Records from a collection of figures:
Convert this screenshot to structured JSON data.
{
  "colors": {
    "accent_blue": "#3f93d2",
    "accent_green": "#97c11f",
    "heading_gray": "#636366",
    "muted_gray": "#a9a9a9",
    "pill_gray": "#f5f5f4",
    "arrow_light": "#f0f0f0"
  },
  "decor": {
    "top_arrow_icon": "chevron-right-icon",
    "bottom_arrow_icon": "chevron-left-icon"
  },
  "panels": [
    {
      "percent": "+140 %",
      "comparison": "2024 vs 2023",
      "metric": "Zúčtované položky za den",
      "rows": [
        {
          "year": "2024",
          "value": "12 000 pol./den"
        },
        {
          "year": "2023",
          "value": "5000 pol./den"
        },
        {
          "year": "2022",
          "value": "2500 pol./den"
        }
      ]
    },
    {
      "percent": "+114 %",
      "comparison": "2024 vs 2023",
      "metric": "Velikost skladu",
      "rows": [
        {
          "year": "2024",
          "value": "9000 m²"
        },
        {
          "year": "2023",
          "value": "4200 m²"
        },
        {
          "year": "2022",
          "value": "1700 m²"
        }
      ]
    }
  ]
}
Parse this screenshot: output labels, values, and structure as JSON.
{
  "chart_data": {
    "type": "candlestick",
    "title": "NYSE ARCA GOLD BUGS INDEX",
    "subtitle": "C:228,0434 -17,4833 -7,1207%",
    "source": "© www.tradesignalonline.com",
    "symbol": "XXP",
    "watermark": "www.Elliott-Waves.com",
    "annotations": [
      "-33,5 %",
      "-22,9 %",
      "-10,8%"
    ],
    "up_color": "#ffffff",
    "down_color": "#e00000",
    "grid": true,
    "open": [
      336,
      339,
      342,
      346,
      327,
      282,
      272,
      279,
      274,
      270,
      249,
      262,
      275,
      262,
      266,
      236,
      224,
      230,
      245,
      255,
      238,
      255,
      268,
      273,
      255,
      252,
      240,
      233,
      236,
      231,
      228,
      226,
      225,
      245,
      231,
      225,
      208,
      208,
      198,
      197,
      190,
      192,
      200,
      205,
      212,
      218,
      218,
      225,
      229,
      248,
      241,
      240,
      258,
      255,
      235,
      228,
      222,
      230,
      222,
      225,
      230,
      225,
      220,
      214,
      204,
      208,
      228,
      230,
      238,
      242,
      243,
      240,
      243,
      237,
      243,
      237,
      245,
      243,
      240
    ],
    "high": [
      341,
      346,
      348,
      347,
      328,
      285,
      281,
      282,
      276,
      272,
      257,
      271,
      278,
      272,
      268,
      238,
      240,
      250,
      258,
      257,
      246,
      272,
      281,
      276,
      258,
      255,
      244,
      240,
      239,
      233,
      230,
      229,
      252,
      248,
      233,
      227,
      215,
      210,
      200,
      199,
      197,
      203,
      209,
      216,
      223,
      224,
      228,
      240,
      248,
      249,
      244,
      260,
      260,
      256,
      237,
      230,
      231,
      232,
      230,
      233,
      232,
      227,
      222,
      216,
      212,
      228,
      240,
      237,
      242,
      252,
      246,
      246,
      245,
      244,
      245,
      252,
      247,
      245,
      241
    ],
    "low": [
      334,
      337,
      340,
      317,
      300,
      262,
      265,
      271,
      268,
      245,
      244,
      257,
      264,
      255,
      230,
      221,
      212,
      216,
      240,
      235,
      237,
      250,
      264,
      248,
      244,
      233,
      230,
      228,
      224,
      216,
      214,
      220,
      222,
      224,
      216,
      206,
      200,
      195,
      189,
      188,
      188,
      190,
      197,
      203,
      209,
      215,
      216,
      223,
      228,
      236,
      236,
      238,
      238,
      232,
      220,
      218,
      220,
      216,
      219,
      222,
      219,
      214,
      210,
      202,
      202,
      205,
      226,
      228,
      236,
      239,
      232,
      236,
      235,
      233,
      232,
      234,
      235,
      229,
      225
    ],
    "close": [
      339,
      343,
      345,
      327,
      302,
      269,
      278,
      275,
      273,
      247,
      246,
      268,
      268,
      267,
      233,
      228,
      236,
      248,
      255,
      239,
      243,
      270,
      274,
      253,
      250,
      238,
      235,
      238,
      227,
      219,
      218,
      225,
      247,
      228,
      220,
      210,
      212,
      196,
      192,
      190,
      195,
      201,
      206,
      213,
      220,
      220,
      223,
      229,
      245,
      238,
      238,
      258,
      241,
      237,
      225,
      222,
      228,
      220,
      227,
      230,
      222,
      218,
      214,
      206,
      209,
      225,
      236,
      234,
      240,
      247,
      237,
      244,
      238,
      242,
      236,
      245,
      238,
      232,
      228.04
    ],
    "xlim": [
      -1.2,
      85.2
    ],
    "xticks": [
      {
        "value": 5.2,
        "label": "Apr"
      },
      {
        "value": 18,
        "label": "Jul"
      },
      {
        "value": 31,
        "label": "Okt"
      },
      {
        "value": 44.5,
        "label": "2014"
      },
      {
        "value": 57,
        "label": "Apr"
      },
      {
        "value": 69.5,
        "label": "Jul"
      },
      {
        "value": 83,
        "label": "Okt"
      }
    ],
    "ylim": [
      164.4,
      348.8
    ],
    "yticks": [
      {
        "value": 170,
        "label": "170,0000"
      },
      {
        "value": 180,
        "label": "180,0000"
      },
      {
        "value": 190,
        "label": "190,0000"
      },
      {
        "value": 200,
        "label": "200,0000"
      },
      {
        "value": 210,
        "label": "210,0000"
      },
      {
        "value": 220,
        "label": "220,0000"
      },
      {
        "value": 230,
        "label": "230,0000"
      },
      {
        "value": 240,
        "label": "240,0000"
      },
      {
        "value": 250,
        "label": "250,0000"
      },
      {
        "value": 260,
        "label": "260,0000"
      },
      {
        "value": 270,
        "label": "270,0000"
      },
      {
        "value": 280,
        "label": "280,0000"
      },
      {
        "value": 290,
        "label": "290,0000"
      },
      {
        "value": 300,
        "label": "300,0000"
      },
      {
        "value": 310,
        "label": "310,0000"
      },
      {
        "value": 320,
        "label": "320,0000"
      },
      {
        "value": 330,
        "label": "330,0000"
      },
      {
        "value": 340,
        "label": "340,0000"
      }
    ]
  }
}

#### Aim
Quote the listing in full, please, keeping every line exact.

#### Worked answer
Convert this screenshot to structured JSON data.
{
  "colors": {
    "accent_blue": "#3f93d2",
    "accent_green": "#97c11f",
    "heading_gray": "#636366",
    "muted_gray": "#a9a9a9",
    "pill_gray": "#f5f5f4",
    "arrow_light": "#f0f0f0"
  },
  "decor": {
    "top_arrow_icon": "chevron-right-icon",
    "bottom_arrow_icon": "chevron-left-icon"
  },
  "panels": [
    {
      "percent": "+140 %",
      "comparison": "2024 vs 2023",
      "metric": "Zúčtované položky za den",
      "rows": [
        {
          "year": "2024",
          "value": "12 000 pol./den"
        },
        {
          "year": "2023",
          "value": "5000 pol./den"
        },
        {
          "year": "2022",
          "value": "2500 pol./den"
        }
      ]
    },
    {
      "percent": "+114 %",
      "comparison": "2024 vs 2023",
      "metric": "Velikost skladu",
      "rows": [
        {
          "year": "2024",
          "value": "9000 m²"
        },
        {
          "year": "2023",
          "value": "4200 m²"
        },
        {
          "year": "2022",
          "value": "1700 m²"
        }
      ]
    }
  ]
}
Parse this screenshot: output labels, values, and structure as JSON.
{
  "chart_data": {
    "type": "candlestick",
    "title": "NYSE ARCA GOLD BUGS INDEX",
    "subtitle": "C:228,0434 -17,4833 -7,1207%",
    "source": "© www.tradesignalonline.com",
    "symbol": "XXP",
    "watermark": "www.Elliott-Waves.com",
    "annotations": [
      "-33,5 %",
      "-22,9 %",
      "-10,8%"
    ],
    "up_color": "#ffffff",
    "down_color": "#e00000",
    "grid": true,
    "open": [
      336,
      339,
      342,
      346,
      327,
      282,
      272,
      279,
      274,
      270,
      249,
      262,
      275,
      262,
      266,
      236,
      224,
      230,
      245,
      255,
      238,
      255,
      268,
      273,
      255,
      252,
      240,
      233,
      236,
      231,
      228,
      226,
      225,
      245,
      231,
      225,
      208,
      208,
      198,
      197,
      190,
      192,
      200,
      205,
      212,
      218,
      218,
      225,
      229,
      248,
      241,
      240,
      258,
      255,
      235,
      228,
      222,
      230,
      222,
      225,
      230,
      225,
      220,
      214,
      204,
      208,
      228,
      230,
      238,
      242,
      243,
      240,
      243,
      237,
      243,
      237,
      245,
      243,
      240
    ],
    "high": [
      341,
      346,
      348,
      347,
      328,
      285,
      281,
      282,
      276,
      272,
      257,
      271,
      278,
      272,
      268,
      238,
      240,
      250,
      258,
      257,
      246,
      272,
      281,
      276,
      258,
      255,
      244,
      240,
      239,
      233,
      230,
      229,
      252,
      248,
      233,
      227,
      215,
      210,
      200,
      199,
      197,
      203,
      209,
      216,
      223,
      224,
      228,
      240,
      248,
      249,
      244,
      260,
      260,
      256,
      237,
      230,
      231,
      232,
      230,
      233,
      232,
      227,
      222,
      216,
      212,
      228,
      240,
      237,
      242,
      252,
      246,
      246,
      245,
      244,
      245,
      252,
      247,
      245,
      241
    ],
    "low": [
      334,
      337,
      340,
      317,
      300,
      262,
      265,
      271,
      268,
      245,
      244,
      257,
      264,
      255,
      230,
      221,
      212,
      216,
      240,
      235,
      237,
      250,
      264,
      248,
      244,
      233,
      230,
      228,
      224,
      216,
      214,
      220,
      222,
      224,
      216,
      206,
      200,
      195,
      189,
      188,
      188,
      190,
      197,
      203,
      209,
      215,
      216,
      223,
      228,
      236,
      236,
      238,
      238,
      232,
      220,
      218,
      220,
      216,
      219,
      222,
      219,
      214,
      210,
      202,
      202,
      205,
      226,
      228,
      236,
      239,
      232,
      236,
      235,
      233,
      232,
      234,
      235,
      229,
      225
    ],
    "close": [
      339,
      343,
      345,
      327,
      302,
      269,
      278,
      275,
      273,
      247,
      246,
      268,
      268,
      267,
      233,
      228,
      236,
      248,
      255,
      239,
      243,
      270,
      274,
      253,
      250,
      238,
      235,
      238,
      227,
      219,
      218,
      225,
      247,
      228,
      220,
      210,
      212,
      196,
      192,
      190,
      195,
      201,
      206,
      213,
      220,
      220,
      223,
      229,
      245,
      238,
      238,
      258,
      241,
      237,
      225,
      222,
      228,
      220,
      227,
      230,
      222,
      218,
      214,
      206,
      209,
      225,
      236,
      234,
      240,
      247,
      237,
      244,
      238,
      242,
      236,
      245,
      238,
      232,
      228.04
    ],
    "xlim": [
      -1.2,
      85.2
    ],
    "xticks": [
      {
        "value": 5.2,
        "label": "Apr"
      },
      {
        "value": 18,
        "label": "Jul"
      },
      {
        "value": 31,
        "label": "Okt"
      },
      {
        "value": 44.5,
        "label": "2014"
      },
      {
        "value": 57,
        "label": "Apr"
      },
      {
        "value": 69.5,
        "label": "Jul"
      },
      {
        "value": 83,
        "label": "Okt"
      }
    ],
    "ylim": [
      164.4,
      348.8
    ],
    "yticks": [
      {
        "value": 170,
        "label": "170,0000"
      },
      {
        "value": 180,
        "label": "180,0000"
      },
      {
        "value": 190,
        "label": "190,0000"
      },
      {
        "value": 200,
        "label": "200,0000"
      },
      {
        "value": 210,
        "label": "210,0000"
      },
      {
        "value": 220,
        "label": "220,0000"
      },
      {
        "value": 230,
        "label": "230,0000"
      },
      {
        "value": 240,
        "label": "240,0000"
      },
      {
        "value": 250,
        "label": "250,0000"
      },
      {
        "value": 260,
        "label": "260,0000"
      },
      {
        "value": 270,
        "label": "270,0000"
      },
      {
        "value": 280,
        "label": "280,0000"
      },
      {
        "value": 290,
        "label": "290,0000"
      },
      {
        "value": 300,
        "label": "300,0000"
      },
      {
        "value": 310,
        "label": "310,0000"
      },
      {
        "value": 320,
        "label": "320,0000"
      },
      {
        "value": 330,
        "label": "330,0000"
      },
      {
        "value": 340,
        "label": "340,0000"
      }
    ]
  }
}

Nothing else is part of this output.